[START OF Material]

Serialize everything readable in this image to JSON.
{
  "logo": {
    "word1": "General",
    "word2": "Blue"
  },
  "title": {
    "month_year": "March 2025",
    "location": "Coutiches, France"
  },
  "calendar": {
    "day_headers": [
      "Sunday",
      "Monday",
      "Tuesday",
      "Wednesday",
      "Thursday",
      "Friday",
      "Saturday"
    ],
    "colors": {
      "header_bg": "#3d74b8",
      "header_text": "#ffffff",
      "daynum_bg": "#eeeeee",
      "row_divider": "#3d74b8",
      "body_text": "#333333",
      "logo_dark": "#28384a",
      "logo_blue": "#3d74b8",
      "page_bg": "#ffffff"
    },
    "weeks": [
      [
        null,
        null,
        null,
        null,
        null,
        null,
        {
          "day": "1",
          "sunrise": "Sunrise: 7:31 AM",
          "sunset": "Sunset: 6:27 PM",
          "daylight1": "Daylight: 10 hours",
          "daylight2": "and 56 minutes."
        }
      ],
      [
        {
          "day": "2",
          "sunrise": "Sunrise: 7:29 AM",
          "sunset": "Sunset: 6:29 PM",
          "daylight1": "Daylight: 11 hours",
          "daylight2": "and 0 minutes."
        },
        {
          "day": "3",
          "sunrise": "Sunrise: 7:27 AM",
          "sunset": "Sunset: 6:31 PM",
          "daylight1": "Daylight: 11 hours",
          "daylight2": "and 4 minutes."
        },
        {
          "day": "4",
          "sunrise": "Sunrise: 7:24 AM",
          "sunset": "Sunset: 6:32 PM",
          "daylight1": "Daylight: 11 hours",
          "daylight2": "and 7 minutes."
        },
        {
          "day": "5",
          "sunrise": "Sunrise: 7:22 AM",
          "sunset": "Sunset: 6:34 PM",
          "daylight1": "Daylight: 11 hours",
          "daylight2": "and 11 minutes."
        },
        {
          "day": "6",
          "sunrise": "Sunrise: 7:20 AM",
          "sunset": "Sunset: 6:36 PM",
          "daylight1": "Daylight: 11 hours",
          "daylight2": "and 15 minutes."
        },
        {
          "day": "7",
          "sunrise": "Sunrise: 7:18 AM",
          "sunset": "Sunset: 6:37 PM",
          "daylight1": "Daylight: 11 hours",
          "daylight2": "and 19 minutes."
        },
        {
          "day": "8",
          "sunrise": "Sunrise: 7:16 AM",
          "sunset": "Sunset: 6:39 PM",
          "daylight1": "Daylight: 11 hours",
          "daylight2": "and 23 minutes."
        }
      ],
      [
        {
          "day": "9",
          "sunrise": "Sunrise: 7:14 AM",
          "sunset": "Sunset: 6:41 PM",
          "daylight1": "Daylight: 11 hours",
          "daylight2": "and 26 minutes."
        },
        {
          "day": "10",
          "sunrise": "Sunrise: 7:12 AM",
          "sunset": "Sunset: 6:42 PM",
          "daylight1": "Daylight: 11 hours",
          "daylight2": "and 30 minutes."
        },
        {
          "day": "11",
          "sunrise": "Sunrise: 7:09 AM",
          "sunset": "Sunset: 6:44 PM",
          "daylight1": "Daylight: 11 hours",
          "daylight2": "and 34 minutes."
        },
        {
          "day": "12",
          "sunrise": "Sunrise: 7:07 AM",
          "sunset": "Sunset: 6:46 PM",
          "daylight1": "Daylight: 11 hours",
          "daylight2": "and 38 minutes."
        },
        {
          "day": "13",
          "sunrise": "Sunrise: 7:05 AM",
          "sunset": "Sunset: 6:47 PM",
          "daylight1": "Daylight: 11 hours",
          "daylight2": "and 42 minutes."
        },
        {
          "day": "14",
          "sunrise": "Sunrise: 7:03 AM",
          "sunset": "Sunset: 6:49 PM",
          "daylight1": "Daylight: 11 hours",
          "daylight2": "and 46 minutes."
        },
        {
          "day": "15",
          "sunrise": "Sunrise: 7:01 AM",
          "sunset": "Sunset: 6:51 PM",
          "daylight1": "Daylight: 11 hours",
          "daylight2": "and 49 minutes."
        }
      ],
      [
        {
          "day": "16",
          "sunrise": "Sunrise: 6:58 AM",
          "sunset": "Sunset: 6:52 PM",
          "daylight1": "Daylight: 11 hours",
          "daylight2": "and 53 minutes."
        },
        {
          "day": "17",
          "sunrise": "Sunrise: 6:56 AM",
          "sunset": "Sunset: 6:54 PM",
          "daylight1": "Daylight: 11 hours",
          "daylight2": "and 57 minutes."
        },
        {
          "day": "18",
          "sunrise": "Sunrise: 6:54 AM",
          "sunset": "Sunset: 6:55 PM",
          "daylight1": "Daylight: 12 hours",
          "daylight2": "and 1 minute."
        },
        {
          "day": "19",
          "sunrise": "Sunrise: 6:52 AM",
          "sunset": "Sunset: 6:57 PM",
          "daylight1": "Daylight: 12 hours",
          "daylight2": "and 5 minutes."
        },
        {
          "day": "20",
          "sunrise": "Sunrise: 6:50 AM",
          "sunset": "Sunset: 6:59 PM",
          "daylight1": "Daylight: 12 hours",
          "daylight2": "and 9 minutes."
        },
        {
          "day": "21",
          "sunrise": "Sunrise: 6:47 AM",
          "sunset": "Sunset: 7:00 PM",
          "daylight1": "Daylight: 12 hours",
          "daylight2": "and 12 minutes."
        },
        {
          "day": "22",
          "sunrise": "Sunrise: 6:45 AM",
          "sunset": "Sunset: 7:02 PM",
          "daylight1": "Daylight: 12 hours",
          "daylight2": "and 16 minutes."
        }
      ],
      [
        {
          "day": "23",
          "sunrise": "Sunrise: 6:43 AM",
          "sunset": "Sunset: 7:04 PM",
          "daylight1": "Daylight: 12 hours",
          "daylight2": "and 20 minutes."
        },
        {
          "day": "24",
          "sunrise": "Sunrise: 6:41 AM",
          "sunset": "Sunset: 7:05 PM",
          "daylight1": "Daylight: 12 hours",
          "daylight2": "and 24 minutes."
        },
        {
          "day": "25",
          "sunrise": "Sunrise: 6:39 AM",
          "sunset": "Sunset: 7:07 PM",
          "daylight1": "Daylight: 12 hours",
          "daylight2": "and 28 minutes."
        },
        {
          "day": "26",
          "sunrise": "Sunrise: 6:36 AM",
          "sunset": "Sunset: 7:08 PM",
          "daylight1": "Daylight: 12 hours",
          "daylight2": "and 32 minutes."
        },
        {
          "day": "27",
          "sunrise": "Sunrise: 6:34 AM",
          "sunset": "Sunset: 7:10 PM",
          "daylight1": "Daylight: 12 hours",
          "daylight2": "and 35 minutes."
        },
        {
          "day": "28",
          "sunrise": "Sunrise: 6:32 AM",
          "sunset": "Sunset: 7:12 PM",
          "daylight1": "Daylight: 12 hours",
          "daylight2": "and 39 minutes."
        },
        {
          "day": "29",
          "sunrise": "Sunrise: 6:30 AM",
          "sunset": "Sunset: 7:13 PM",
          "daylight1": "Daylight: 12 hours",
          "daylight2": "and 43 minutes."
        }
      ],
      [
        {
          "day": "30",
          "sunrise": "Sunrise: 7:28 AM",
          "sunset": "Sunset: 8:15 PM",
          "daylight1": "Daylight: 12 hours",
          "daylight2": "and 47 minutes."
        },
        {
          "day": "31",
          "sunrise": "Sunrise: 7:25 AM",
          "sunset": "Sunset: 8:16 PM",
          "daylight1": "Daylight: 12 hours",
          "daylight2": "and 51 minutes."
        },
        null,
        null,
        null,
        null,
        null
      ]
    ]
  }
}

[END OF Material]

Write out the material exactly as given.

Serialize everything readable in this image to JSON.
{
  "logo": {
    "word1": "General",
    "word2": "Blue"
  },
  "title": {
    "month_year": "March 2025",
    "location": "Coutiches, France"
  },
  "calendar": {
    "day_headers": [
      "Sunday",
      "Monday",
      "Tuesday",
      "Wednesday",
      "Thursday",
      "Friday",
      "Saturday"
    ],
    "colors": {
      "header_bg": "#3d74b8",
      "header_text": "#ffffff",
      "daynum_bg": "#eeeeee",
      "row_divider": "#3d74b8",
      "body_text": "#333333",
      "logo_dark": "#28384a",
      "logo_blue": "#3d74b8",
      "page_bg": "#ffffff"
    },
    "weeks": [
      [
        null,
        null,
        null,
        null,
        null,
        null,
        {
          "day": "1",
          "sunrise": "Sunrise: 7:31 AM",
          "sunset": "Sunset: 6:27 PM",
          "daylight1": "Daylight: 10 hours",
          "daylight2": "and 56 minutes."
        }
      ],
      [
        {
          "day": "2",
          "sunrise": "Sunrise: 7:29 AM",
          "sunset": "Sunset: 6:29 PM",
          "daylight1": "Daylight: 11 hours",
          "daylight2": "and 0 minutes."
        },
        {
          "day": "3",
          "sunrise": "Sunrise: 7:27 AM",
          "sunset": "Sunset: 6:31 PM",
          "daylight1": "Daylight: 11 hours",
          "daylight2": "and 4 minutes."
        },
        {
          "day": "4",
          "sunrise": "Sunrise: 7:24 AM",
          "sunset": "Sunset: 6:32 PM",
          "daylight1": "Daylight: 11 hours",
          "daylight2": "and 7 minutes."
        },
        {
          "day": "5",
          "sunrise": "Sunrise: 7:22 AM",
          "sunset": "Sunset: 6:34 PM",
          "daylight1": "Daylight: 11 hours",
          "daylight2": "and 11 minutes."
        },
        {
          "day": "6",
          "sunrise": "Sunrise: 7:20 AM",
          "sunset": "Sunset: 6:36 PM",
          "daylight1": "Daylight: 11 hours",
          "daylight2": "and 15 minutes."
        },
        {
          "day": "7",
          "sunrise": "Sunrise: 7:18 AM",
          "sunset": "Sunset: 6:37 PM",
          "daylight1": "Daylight: 11 hours",
          "daylight2": "and 19 minutes."
        },
        {
          "day": "8",
          "sunrise": "Sunrise: 7:16 AM",
          "sunset": "Sunset: 6:39 PM",
          "daylight1": "Daylight: 11 hours",
          "daylight2": "and 23 minutes."
        }
      ],
      [
        {
          "day": "9",
          "sunrise": "Sunrise: 7:14 AM",
          "sunset": "Sunset: 6:41 PM",
          "daylight1": "Daylight: 11 hours",
          "daylight2": "and 26 minutes."
        },
        {
          "day": "10",
          "sunrise": "Sunrise: 7:12 AM",
          "sunset": "Sunset: 6:42 PM",
          "daylight1": "Daylight: 11 hours",
          "daylight2": "and 30 minutes."
        },
        {
          "day": "11",
          "sunrise": "Sunrise: 7:09 AM",
          "sunset": "Sunset: 6:44 PM",
          "daylight1": "Daylight: 11 hours",
          "daylight2": "and 34 minutes."
        },
        {
          "day": "12",
          "sunrise": "Sunrise: 7:07 AM",
          "sunset": "Sunset: 6:46 PM",
          "daylight1": "Daylight: 11 hours",
          "daylight2": "and 38 minutes."
        },
        {
          "day": "13",
          "sunrise": "Sunrise: 7:05 AM",
          "sunset": "Sunset: 6:47 PM",
          "daylight1": "Daylight: 11 hours",
          "daylight2": "and 42 minutes."
        },
        {
          "day": "14",
          "sunrise": "Sunrise: 7:03 AM",
          "sunset": "Sunset: 6:49 PM",
          "daylight1": "Daylight: 11 hours",
          "daylight2": "and 46 minutes."
        },
        {
          "day": "15",
          "sunrise": "Sunrise: 7:01 AM",
          "sunset": "Sunset: 6:51 PM",
          "daylight1": "Daylight: 11 hours",
          "daylight2": "and 49 minutes."
        }
      ],
      [
        {
          "day": "16",
          "sunrise": "Sunrise: 6:58 AM",
          "sunset": "Sunset: 6:52 PM",
          "daylight1": "Daylight: 11 hours",
          "daylight2": "and 53 minutes."
        },
        {
          "day": "17",
          "sunrise": "Sunrise: 6:56 AM",
          "sunset": "Sunset: 6:54 PM",
          "daylight1": "Daylight: 11 hours",
          "daylight2": "and 57 minutes."
        },
        {
          "day": "18",
          "sunrise": "Sunrise: 6:54 AM",
          "sunset": "Sunset: 6:55 PM",
          "daylight1": "Daylight: 12 hours",
          "daylight2": "and 1 minute."
        },
        {
          "day": "19",
          "sunrise": "Sunrise: 6:52 AM",
          "sunset": "Sunset: 6:57 PM",
          "daylight1": "Daylight: 12 hours",
          "daylight2": "and 5 minutes."
        },
        {
          "day": "20",
          "sunrise": "Sunrise: 6:50 AM",
          "sunset": "Sunset: 6:59 PM",
          "daylight1": "Daylight: 12 hours",
          "daylight2": "and 9 minutes."
        },
        {
          "day": "21",
          "sunrise": "Sunrise: 6:47 AM",
          "sunset": "Sunset: 7:00 PM",
          "daylight1": "Daylight: 12 hours",
          "daylight2": "and 12 minutes."
        },
        {
          "day": "22",
          "sunrise": "Sunrise: 6:45 AM",
          "sunset": "Sunset: 7:02 PM",
          "daylight1": "Daylight: 12 hours",
          "daylight2": "and 16 minutes."
        }
      ],
      [
        {
          "day": "23",
          "sunrise": "Sunrise: 6:43 AM",
          "sunset": "Sunset: 7:04 PM",
          "daylight1": "Daylight: 12 hours",
          "daylight2": "and 20 minutes."
        },
        {
          "day": "24",
          "sunrise": "Sunrise: 6:41 AM",
          "sunset": "Sunset: 7:05 PM",
          "daylight1": "Daylight: 12 hours",
          "daylight2": "and 24 minutes."
        },
        {
          "day": "25",
          "sunrise": "Sunrise: 6:39 AM",
          "sunset": "Sunset: 7:07 PM",
          "daylight1": "Daylight: 12 hours",
          "daylight2": "and 28 minutes."
        },
        {
          "day": "26",
          "sunrise": "Sunrise: 6:36 AM",
          "sunset": "Sunset: 7:08 PM",
          "daylight1": "Daylight: 12 hours",
          "daylight2": "and 32 minutes."
        },
        {
          "day": "27",
          "sunrise": "Sunrise: 6:34 AM",
          "sunset": "Sunset: 7:10 PM",
          "daylight1": "Daylight: 12 hours",
          "daylight2": "and 35 minutes."
        },
        {
          "day": "28",
          "sunrise": "Sunrise: 6:32 AM",
          "sunset": "Sunset: 7:12 PM",
          "daylight1": "Daylight: 12 hours",
          "daylight2": "and 39 minutes."
        },
        {
          "day": "29",
          "sunrise": "Sunrise: 6:30 AM",
          "sunset": "Sunset: 7:13 PM",
          "daylight1": "Daylight: 12 hours",
          "daylight2": "and 43 minutes."
        }
      ],
      [
        {
          "day": "30",
          "sunrise": "Sunrise: 7:28 AM",
          "sunset": "Sunset: 8:15 PM",
          "daylight1": "Daylight: 12 hours",
          "daylight2": "and 47 minutes."
        },
        {
          "day": "31",
          "sunrise": "Sunrise: 7:25 AM",
          "sunset": "Sunset: 8:16 PM",
          "daylight1": "Daylight: 12 hours",
          "daylight2": "and 51 minutes."
        },
        null,
        null,
        null,
        null,
        null
      ]
    ]
  }
}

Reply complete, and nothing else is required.